● **BLOK TEKS**
Kamis 11 Apr 2019 14:28 WIB

Agama Politik

Agama yang sekedar menjadi lipstik politik kekuasaan hanya akan menuai celaan

Sejumlah massa simpatisan memadati area kampanye akbar calon presiden dan calon wakil presiden nomor urut 02, Prabowo Subianto dan Sandiaga Uno di Gelora Bung Karno (GBK), Senayan, Jakarta, Minggu (7/4).
Foto: Republika/Prayogi
Sejumlah massa simpatisan memadati area kampanye akbar calon presiden dan calon wakil presiden nomor urut 02, Prabowo Subianto dan Sandiaga Uno di Gelora Bung Karno (GBK), Senayan, Jakarta, Minggu (7/4).

Kampanye akbar pasangan calon presiden dan calon wakil presiden pada Ahad (7/4/2019) di stadion utama GBK dipenuhi sesak peserta bak lautan manusia, meluber di luar stadion hingga ke jalan-jalan utama seputar Senayan. Mereka berdatangan dari pelbagai daerah sejak malam hari lalu shalat malam dan Shalat Subuh berjamaah.

Saya memantau kegiatan kampanye politik tersebut melalui media daring dan siaran langsung salah satu media tv nasional di tengah jelajah perjalanan saya di utara Kalimantan. Di salah satu warung kopi bersama masyarakat menyaksikan perhelatan akbar capres 02 itu menyampaikan orasi politiknya dengan gaya bahasa khasnya; agitatif, propagandis dan menggugah massa.

● **ENTRI YANG DISEDIAKAN**
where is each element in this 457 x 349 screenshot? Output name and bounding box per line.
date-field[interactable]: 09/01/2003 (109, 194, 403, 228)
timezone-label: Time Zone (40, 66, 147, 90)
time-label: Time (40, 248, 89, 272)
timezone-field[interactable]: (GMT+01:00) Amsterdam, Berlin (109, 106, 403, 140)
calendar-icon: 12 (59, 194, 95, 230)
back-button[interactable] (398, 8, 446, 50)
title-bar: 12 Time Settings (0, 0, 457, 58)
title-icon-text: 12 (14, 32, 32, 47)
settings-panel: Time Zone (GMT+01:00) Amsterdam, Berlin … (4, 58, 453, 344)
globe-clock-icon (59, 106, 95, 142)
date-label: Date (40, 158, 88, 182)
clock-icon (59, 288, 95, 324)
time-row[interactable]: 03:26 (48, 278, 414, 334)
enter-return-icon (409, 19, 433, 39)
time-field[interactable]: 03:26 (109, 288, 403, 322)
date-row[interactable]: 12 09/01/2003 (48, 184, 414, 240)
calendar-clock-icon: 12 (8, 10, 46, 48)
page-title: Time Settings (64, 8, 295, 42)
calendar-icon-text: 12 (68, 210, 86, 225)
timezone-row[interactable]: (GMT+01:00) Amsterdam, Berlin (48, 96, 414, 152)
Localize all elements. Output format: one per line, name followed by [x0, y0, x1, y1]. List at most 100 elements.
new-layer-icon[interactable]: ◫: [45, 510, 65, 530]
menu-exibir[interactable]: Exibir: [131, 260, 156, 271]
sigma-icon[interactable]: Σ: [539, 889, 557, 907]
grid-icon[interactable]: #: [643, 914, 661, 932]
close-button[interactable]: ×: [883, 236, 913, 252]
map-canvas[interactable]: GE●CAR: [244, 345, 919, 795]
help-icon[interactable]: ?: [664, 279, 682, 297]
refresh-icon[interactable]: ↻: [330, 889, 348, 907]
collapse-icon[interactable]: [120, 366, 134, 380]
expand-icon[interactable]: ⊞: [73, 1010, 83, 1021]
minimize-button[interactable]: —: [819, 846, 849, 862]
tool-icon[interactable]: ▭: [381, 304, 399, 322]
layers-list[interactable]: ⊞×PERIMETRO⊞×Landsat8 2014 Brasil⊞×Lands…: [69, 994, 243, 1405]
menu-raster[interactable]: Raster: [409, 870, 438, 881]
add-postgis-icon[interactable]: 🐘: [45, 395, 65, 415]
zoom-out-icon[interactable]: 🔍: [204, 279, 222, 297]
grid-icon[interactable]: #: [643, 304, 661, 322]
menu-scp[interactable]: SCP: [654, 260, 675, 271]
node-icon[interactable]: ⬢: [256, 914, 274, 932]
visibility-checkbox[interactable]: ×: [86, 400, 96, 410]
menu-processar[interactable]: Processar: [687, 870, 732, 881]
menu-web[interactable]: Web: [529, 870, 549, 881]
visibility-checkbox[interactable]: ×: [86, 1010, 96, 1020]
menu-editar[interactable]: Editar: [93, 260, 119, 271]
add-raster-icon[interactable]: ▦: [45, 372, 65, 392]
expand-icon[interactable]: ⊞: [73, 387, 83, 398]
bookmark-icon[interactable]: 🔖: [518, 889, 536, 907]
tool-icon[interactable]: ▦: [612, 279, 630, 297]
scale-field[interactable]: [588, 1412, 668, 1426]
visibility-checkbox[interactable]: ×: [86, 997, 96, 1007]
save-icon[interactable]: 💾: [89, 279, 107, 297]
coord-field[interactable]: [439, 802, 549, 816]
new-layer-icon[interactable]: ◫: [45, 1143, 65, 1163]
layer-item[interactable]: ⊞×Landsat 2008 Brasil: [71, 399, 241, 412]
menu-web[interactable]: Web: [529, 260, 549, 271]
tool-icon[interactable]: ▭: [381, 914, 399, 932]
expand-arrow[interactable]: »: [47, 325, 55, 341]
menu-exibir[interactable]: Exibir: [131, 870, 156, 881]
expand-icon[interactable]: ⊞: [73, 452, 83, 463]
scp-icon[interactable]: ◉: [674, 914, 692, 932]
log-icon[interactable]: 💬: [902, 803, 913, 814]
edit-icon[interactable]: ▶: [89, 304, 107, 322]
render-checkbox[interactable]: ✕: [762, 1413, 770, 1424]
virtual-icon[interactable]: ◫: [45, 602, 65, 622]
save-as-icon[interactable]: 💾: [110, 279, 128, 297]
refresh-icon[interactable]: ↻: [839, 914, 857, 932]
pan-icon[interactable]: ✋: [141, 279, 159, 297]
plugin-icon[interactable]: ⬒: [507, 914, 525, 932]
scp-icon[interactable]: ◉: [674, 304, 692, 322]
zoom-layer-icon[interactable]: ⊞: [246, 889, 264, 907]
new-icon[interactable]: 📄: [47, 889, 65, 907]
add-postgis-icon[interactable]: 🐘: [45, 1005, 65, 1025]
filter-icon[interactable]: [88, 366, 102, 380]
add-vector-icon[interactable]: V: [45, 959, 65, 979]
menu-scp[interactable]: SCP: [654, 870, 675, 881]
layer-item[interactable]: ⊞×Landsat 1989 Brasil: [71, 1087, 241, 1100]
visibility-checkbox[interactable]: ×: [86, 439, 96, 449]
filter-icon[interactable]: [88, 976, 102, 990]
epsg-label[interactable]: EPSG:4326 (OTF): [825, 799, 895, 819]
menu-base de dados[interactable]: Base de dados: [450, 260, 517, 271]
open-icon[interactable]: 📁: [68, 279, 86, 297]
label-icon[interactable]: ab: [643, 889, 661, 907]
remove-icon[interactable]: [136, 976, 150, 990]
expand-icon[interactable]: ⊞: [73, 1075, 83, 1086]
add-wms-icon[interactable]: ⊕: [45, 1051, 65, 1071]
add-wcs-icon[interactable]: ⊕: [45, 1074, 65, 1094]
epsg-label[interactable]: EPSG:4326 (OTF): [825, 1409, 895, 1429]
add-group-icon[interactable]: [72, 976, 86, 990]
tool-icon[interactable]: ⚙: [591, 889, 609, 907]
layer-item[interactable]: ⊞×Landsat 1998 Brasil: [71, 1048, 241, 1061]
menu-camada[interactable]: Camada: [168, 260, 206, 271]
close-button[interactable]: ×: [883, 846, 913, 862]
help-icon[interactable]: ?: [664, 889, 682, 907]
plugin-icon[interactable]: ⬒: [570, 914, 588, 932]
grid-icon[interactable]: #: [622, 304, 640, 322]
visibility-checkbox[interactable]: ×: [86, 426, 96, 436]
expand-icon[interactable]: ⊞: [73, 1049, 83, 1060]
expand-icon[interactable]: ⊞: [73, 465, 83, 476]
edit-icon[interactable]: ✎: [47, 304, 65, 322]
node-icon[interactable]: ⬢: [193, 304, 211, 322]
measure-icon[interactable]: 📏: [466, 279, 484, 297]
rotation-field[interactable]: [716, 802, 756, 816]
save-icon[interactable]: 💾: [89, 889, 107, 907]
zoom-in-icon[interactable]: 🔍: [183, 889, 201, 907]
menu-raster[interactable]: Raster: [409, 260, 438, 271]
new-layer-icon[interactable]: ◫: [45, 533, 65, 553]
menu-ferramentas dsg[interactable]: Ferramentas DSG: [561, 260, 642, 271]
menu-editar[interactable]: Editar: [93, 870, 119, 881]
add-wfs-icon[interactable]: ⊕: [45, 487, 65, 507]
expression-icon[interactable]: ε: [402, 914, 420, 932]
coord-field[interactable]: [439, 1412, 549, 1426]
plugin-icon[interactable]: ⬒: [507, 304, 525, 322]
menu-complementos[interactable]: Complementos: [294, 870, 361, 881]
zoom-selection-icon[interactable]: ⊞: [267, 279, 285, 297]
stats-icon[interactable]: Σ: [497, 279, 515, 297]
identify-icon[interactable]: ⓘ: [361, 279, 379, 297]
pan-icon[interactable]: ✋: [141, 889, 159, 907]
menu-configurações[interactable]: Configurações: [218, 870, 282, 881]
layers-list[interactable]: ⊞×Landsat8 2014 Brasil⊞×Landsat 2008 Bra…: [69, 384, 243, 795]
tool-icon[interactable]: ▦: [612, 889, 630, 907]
---
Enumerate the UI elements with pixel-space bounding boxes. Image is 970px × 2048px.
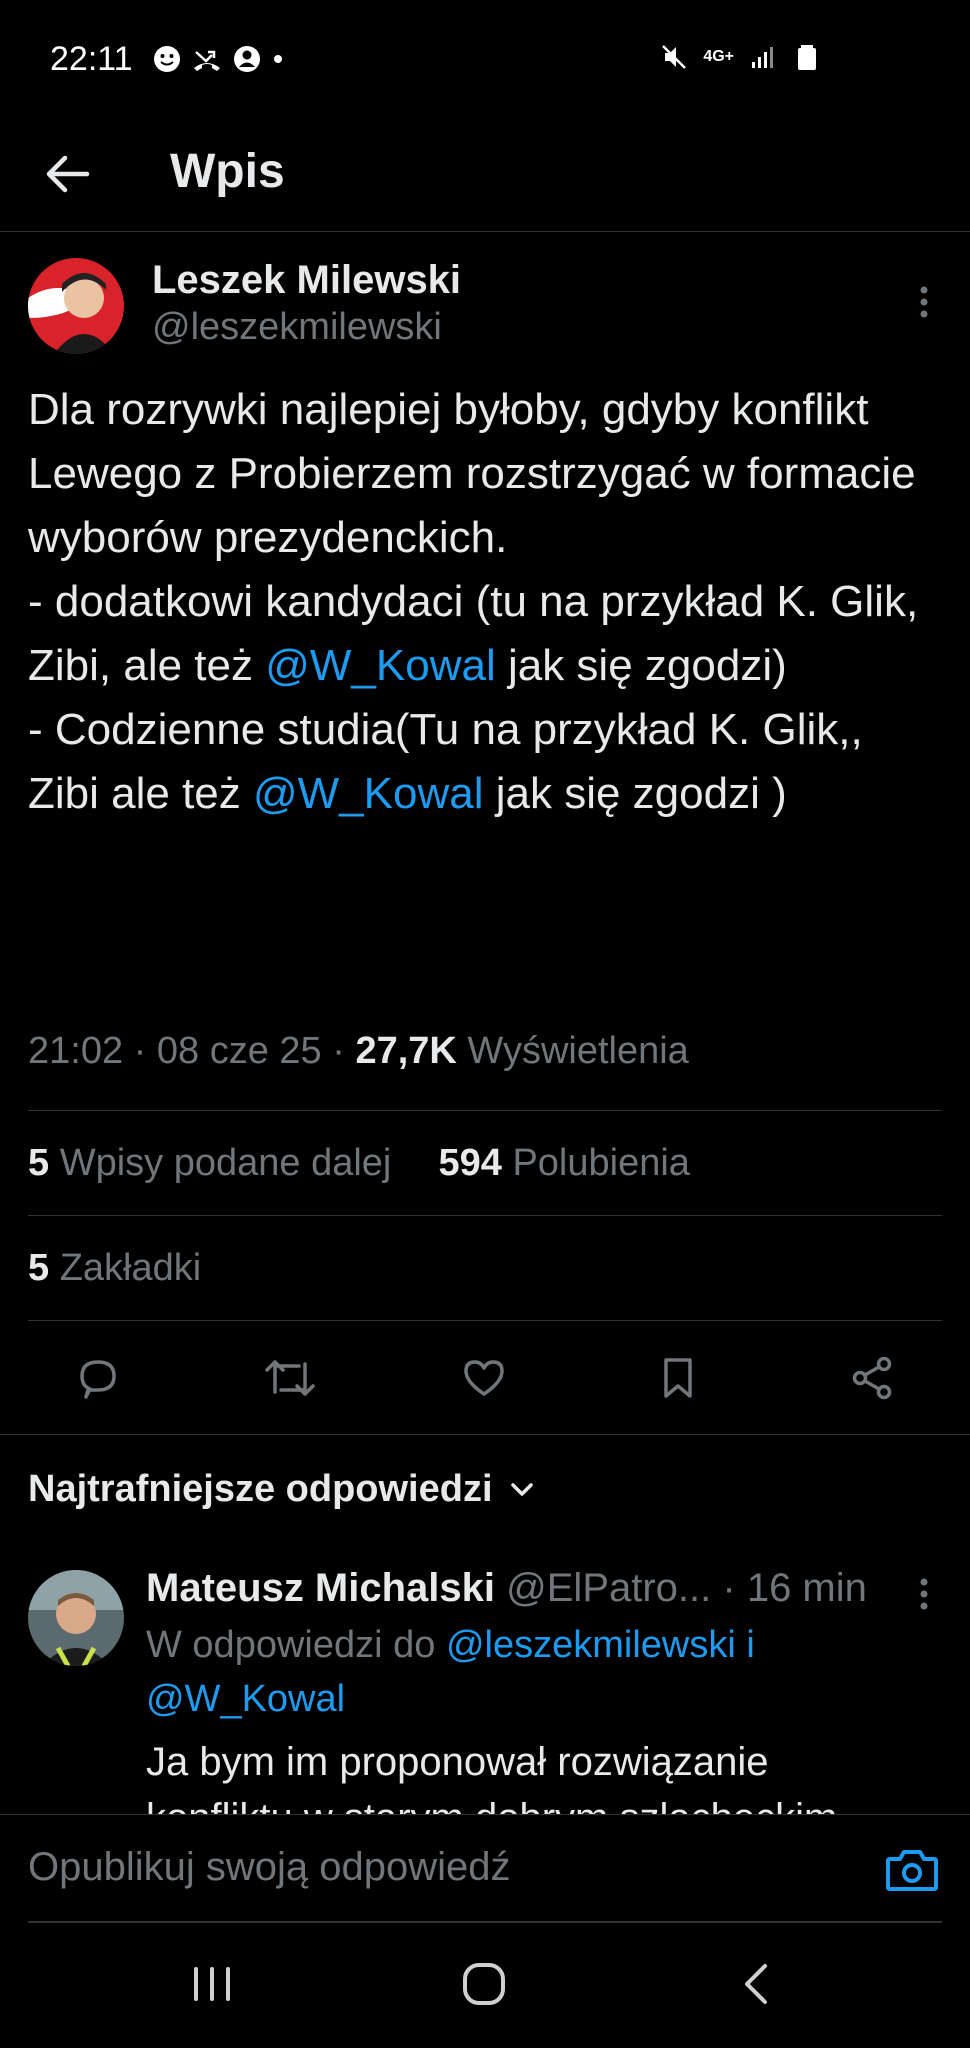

● **TUGAS YANG DIKERJAKAN**
1/ Jawablah pertanyaan berikut berdasarkan teks tentang agama politik.
(a) Di stadion mana kampanye akbar pada Ahad (7/4/2019) diadakan?
(b) Sejak kapan peserta kampanye berdatangan dari pelbagai daerah?
(c) Di wilayah mana penulis sedang melakukan perjalanan ketika memantau kampanye tersebut?
2/ Sebutkan semua ciri gaya bahasa khas capres 02 saat berorasi yang disebutkan dalam teks tentang agama politik.
3/ Lanjutkan teks tentang agama politik, dimulai setelah kalimat terakhir yang tertera.

● **JAWABAN TUGAS**
1/
(a) Di stadion utama GBK (Gelora Bung Karno), Senayan, Jakarta.
(b) Sejak malam hari.
(c) Di utara Kalimantan.

2/ agitatif, propagandis, menggugah massa

3/
Pernyataan retoriknya berupaya memancing emosi massa di depannya menyentil lautan manusia akan hidup semakin susah, korupsi pejabat, ketiadaan lapangan pekerjaan dan kemiskinan yang menurun. Menurun ke anak cucu dan cicit katanya. Sungguh dan benar-benar upaya membangkitkan emosi jiwa raga, menyudutkan kebijakan yang tak berpihak kepada rakyat kebanyakan.

Saya bahkan berupaya merekam pidato sang capres melalui tape recorder yang selalu di tangan saat bepergian ke mana saja supaya bisa diputar ulang dan menyimaknya secara seksama pesan-pesan politik bersejarah itu. Saya kira sang capres juga kali pertama berpidato politik di depan luberan manusia yang memenuhi Stadion GBK.

Bayangan saya, seperti pidato-pidato para pesohor masyhur dunia lainnya menyampaikan orasi dengan suara lantang, memesona, dengan retorika tingkat tinggi yang mampu menggerakkan massa dan menggugah batiniah pendukungnya. Seperti Bung Karno berpidato pada rapat raksasa dilapangan Ikada 19 September 1945 ditengah tekanan penjajah Jepang. Suaranya menggelegar bak halilintar menyambar sukma rakyat berlawan koloni bercap sahabat, orasinya menyihir lautan manusia melalui kata-kata dan diksi yang menggerakkan. Ungkapannya apik tertata dengan kalimat padat penuh makna, narasi tersampaikan sistematis dan sesekali canda menghibur mengusir rasa jenuh.

Sayangnya, pidato Prabowo di kampanye akbar itu saya tidak menemukan pesan kuat kepada rakyat ke arah mana negara ini akan dibawa jika terpilih nantinya sebagai Presiden. Di atas panggung justru terlihat sang jenderal memarahi seorang peserta kampanye yang memintanya diam dengan nada suara agak keras. Struktur materi pidatonya kurang terarah, mengambang dan kehilangan pesan substantif.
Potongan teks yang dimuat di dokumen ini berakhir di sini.